BEGIN

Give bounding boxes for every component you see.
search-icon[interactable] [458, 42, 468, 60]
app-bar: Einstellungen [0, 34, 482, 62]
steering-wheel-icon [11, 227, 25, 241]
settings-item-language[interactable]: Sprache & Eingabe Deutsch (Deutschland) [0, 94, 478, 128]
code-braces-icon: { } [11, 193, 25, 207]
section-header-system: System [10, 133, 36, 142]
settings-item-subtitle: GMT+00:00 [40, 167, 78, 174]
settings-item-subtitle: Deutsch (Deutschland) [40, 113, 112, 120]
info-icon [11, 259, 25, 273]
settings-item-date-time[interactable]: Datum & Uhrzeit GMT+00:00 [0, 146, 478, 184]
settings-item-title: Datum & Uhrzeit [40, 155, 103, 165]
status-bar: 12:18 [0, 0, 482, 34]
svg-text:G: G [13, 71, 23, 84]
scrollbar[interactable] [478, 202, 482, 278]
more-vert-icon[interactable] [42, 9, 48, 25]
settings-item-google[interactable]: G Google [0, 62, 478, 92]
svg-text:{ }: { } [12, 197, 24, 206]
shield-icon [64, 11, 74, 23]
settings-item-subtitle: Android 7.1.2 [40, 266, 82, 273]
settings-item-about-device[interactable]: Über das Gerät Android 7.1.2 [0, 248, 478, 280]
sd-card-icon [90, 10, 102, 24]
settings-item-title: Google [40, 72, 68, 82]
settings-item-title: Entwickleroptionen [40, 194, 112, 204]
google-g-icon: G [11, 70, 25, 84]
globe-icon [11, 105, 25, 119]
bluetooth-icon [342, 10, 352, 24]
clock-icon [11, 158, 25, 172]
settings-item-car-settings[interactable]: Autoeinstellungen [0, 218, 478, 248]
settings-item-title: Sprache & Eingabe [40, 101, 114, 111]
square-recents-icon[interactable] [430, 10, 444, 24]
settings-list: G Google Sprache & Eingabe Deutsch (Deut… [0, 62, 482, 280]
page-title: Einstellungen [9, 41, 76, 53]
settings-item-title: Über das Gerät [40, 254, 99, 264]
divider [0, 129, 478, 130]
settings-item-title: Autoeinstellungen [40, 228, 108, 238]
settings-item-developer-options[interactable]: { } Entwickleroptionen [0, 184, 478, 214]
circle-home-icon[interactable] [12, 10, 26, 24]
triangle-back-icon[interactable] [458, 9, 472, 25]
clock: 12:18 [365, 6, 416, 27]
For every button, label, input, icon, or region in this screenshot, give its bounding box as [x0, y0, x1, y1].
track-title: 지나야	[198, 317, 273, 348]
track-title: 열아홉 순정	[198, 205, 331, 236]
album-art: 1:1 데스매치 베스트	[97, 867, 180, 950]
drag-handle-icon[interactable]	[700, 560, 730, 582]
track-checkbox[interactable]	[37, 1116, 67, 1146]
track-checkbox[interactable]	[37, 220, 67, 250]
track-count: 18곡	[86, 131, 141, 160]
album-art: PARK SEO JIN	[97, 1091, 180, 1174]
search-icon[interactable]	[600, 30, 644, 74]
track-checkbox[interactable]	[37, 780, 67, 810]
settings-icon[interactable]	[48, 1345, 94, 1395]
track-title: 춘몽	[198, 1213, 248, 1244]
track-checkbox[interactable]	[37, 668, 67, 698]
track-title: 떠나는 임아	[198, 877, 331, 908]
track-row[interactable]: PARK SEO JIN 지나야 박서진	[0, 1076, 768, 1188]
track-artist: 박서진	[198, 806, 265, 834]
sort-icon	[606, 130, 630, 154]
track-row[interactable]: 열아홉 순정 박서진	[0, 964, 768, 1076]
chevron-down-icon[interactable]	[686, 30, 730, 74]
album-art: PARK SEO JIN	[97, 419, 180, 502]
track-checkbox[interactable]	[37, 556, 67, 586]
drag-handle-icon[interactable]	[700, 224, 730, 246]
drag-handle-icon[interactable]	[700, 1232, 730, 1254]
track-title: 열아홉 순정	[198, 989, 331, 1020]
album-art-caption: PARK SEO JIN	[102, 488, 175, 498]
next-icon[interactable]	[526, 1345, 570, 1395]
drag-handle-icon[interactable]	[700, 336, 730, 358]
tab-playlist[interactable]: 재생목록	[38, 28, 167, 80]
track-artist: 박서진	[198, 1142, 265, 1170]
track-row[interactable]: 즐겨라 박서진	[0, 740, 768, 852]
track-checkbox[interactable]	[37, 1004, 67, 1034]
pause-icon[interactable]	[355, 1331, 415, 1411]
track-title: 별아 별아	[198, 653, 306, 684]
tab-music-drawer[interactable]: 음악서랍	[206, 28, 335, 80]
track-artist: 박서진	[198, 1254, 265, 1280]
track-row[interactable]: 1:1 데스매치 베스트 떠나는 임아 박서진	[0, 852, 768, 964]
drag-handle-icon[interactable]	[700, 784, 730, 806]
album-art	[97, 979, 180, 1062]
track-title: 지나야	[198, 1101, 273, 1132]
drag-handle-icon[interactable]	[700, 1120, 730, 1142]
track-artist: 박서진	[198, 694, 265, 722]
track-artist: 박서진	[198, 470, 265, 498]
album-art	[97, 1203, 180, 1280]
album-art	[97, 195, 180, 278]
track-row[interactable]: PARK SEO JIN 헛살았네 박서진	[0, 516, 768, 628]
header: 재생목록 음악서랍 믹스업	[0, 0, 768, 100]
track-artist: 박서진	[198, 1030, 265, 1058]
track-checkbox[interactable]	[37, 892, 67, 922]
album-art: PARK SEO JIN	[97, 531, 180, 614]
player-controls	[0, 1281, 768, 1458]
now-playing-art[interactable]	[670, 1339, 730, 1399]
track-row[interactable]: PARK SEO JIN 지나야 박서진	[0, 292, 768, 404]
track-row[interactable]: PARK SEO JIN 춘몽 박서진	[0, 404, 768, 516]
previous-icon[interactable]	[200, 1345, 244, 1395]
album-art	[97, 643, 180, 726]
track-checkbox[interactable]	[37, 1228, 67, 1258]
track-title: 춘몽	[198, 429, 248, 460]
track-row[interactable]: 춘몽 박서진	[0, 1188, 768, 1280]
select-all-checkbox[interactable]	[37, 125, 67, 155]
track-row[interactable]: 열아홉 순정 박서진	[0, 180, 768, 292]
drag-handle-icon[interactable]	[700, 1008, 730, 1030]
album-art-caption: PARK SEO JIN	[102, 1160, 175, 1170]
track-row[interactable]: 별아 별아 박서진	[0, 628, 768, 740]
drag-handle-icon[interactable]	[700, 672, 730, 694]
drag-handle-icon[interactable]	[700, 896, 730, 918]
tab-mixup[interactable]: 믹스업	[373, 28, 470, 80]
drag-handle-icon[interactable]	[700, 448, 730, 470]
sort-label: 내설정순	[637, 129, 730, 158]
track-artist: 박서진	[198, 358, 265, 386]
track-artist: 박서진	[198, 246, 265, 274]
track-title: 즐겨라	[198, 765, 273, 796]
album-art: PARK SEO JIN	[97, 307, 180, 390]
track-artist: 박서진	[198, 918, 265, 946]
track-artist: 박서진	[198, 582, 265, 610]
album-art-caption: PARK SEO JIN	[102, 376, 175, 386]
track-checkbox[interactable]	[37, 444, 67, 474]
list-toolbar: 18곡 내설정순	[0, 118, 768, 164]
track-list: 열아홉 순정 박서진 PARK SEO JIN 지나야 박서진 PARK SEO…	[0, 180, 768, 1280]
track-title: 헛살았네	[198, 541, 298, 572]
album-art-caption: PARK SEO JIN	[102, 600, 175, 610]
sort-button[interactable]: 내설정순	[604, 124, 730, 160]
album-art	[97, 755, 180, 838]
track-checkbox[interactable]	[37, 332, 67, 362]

END

Please copy out the whole listing above line for line, keeping every character as it appears.

| Complete answer |
Give bounding boxes for every component you see.
search-icon[interactable] [458, 42, 468, 60]
app-bar: Einstellungen [0, 34, 482, 62]
steering-wheel-icon [11, 227, 25, 241]
settings-item-language[interactable]: Sprache & Eingabe Deutsch (Deutschland) [0, 94, 478, 128]
code-braces-icon: { } [11, 193, 25, 207]
section-header-system: System [10, 133, 36, 142]
settings-item-subtitle: GMT+00:00 [40, 167, 78, 174]
settings-item-subtitle: Deutsch (Deutschland) [40, 113, 112, 120]
info-icon [11, 259, 25, 273]
settings-item-date-time[interactable]: Datum & Uhrzeit GMT+00:00 [0, 146, 478, 184]
settings-item-title: Datum & Uhrzeit [40, 155, 103, 165]
status-bar: 12:18 [0, 0, 482, 34]
svg-text:G: G [13, 71, 23, 84]
scrollbar[interactable] [478, 202, 482, 278]
more-vert-icon[interactable] [42, 9, 48, 25]
settings-item-google[interactable]: G Google [0, 62, 478, 92]
svg-text:{ }: { } [12, 197, 24, 206]
shield-icon [64, 11, 74, 23]
settings-item-subtitle: Android 7.1.2 [40, 266, 82, 273]
settings-item-about-device[interactable]: Über das Gerät Android 7.1.2 [0, 248, 478, 280]
sd-card-icon [90, 10, 102, 24]
settings-item-title: Google [40, 72, 68, 82]
settings-item-title: Entwickleroptionen [40, 194, 112, 204]
google-g-icon: G [11, 70, 25, 84]
globe-icon [11, 105, 25, 119]
bluetooth-icon [342, 10, 352, 24]
clock-icon [11, 158, 25, 172]
settings-item-car-settings[interactable]: Autoeinstellungen [0, 218, 478, 248]
settings-item-title: Sprache & Eingabe [40, 101, 114, 111]
square-recents-icon[interactable] [430, 10, 444, 24]
settings-list: G Google Sprache & Eingabe Deutsch (Deut… [0, 62, 482, 280]
page-title: Einstellungen [9, 41, 76, 53]
settings-item-title: Über das Gerät [40, 254, 99, 264]
divider [0, 129, 478, 130]
settings-item-title: Autoeinstellungen [40, 228, 108, 238]
settings-item-developer-options[interactable]: { } Entwickleroptionen [0, 184, 478, 214]
circle-home-icon[interactable] [12, 10, 26, 24]
triangle-back-icon[interactable] [458, 9, 472, 25]
clock: 12:18 [365, 6, 416, 27]
For every button, label, input, icon, or region in this screenshot, give its bounding box as [x0, y0, x1, y1].
track-title: 지나야	[198, 317, 273, 348]
track-title: 열아홉 순정	[198, 205, 331, 236]
album-art: 1:1 데스매치 베스트	[97, 867, 180, 950]
drag-handle-icon[interactable]	[700, 560, 730, 582]
track-checkbox[interactable]	[37, 1116, 67, 1146]
track-checkbox[interactable]	[37, 220, 67, 250]
track-count: 18곡	[86, 131, 141, 160]
album-art: PARK SEO JIN	[97, 1091, 180, 1174]
search-icon[interactable]	[600, 30, 644, 74]
track-checkbox[interactable]	[37, 780, 67, 810]
settings-icon[interactable]	[48, 1345, 94, 1395]
track-title: 춘몽	[198, 1213, 248, 1244]
track-checkbox[interactable]	[37, 668, 67, 698]
track-title: 떠나는 임아	[198, 877, 331, 908]
track-row[interactable]: PARK SEO JIN 지나야 박서진	[0, 1076, 768, 1188]
track-artist: 박서진	[198, 806, 265, 834]
sort-icon	[606, 130, 630, 154]
track-row[interactable]: 열아홉 순정 박서진	[0, 964, 768, 1076]
chevron-down-icon[interactable]	[686, 30, 730, 74]
album-art: PARK SEO JIN	[97, 419, 180, 502]
track-checkbox[interactable]	[37, 556, 67, 586]
drag-handle-icon[interactable]	[700, 224, 730, 246]
drag-handle-icon[interactable]	[700, 1232, 730, 1254]
track-title: 열아홉 순정	[198, 989, 331, 1020]
album-art-caption: PARK SEO JIN	[102, 488, 175, 498]
next-icon[interactable]	[526, 1345, 570, 1395]
drag-handle-icon[interactable]	[700, 336, 730, 358]
tab-playlist[interactable]: 재생목록	[38, 28, 167, 80]
track-artist: 박서진	[198, 1142, 265, 1170]
track-row[interactable]: 즐겨라 박서진	[0, 740, 768, 852]
track-checkbox[interactable]	[37, 1004, 67, 1034]
pause-icon[interactable]	[355, 1331, 415, 1411]
track-title: 별아 별아	[198, 653, 306, 684]
tab-music-drawer[interactable]: 음악서랍	[206, 28, 335, 80]
track-artist: 박서진	[198, 1254, 265, 1280]
track-row[interactable]: 1:1 데스매치 베스트 떠나는 임아 박서진	[0, 852, 768, 964]
drag-handle-icon[interactable]	[700, 784, 730, 806]
album-art	[97, 979, 180, 1062]
track-title: 지나야	[198, 1101, 273, 1132]
drag-handle-icon[interactable]	[700, 1120, 730, 1142]
track-artist: 박서진	[198, 694, 265, 722]
track-artist: 박서진	[198, 470, 265, 498]
album-art	[97, 1203, 180, 1280]
album-art	[97, 195, 180, 278]
track-row[interactable]: PARK SEO JIN 헛살았네 박서진	[0, 516, 768, 628]
header: 재생목록 음악서랍 믹스업	[0, 0, 768, 100]
track-artist: 박서진	[198, 1030, 265, 1058]
track-checkbox[interactable]	[37, 892, 67, 922]
album-art: PARK SEO JIN	[97, 531, 180, 614]
player-controls	[0, 1281, 768, 1458]
now-playing-art[interactable]	[670, 1339, 730, 1399]
track-row[interactable]: PARK SEO JIN 지나야 박서진	[0, 292, 768, 404]
track-row[interactable]: PARK SEO JIN 춘몽 박서진	[0, 404, 768, 516]
previous-icon[interactable]	[200, 1345, 244, 1395]
album-art	[97, 643, 180, 726]
track-checkbox[interactable]	[37, 1228, 67, 1258]
track-title: 춘몽	[198, 429, 248, 460]
track-row[interactable]: 춘몽 박서진	[0, 1188, 768, 1280]
select-all-checkbox[interactable]	[37, 125, 67, 155]
track-row[interactable]: 열아홉 순정 박서진	[0, 180, 768, 292]
drag-handle-icon[interactable]	[700, 1008, 730, 1030]
album-art-caption: PARK SEO JIN	[102, 1160, 175, 1170]
track-row[interactable]: 별아 별아 박서진	[0, 628, 768, 740]
drag-handle-icon[interactable]	[700, 672, 730, 694]
drag-handle-icon[interactable]	[700, 896, 730, 918]
tab-mixup[interactable]: 믹스업	[373, 28, 470, 80]
drag-handle-icon[interactable]	[700, 448, 730, 470]
sort-label: 내설정순	[637, 129, 730, 158]
track-artist: 박서진	[198, 358, 265, 386]
track-artist: 박서진	[198, 246, 265, 274]
track-title: 즐겨라	[198, 765, 273, 796]
album-art: PARK SEO JIN	[97, 307, 180, 390]
track-artist: 박서진	[198, 918, 265, 946]
track-artist: 박서진	[198, 582, 265, 610]
album-art-caption: PARK SEO JIN	[102, 376, 175, 386]
track-checkbox[interactable]	[37, 444, 67, 474]
list-toolbar: 18곡 내설정순	[0, 118, 768, 164]
track-list: 열아홉 순정 박서진 PARK SEO JIN 지나야 박서진 PARK SEO…	[0, 180, 768, 1280]
track-title: 헛살았네	[198, 541, 298, 572]
album-art-caption: PARK SEO JIN	[102, 600, 175, 610]
sort-button[interactable]: 내설정순	[604, 124, 730, 160]
album-art	[97, 755, 180, 838]
track-checkbox[interactable]	[37, 332, 67, 362]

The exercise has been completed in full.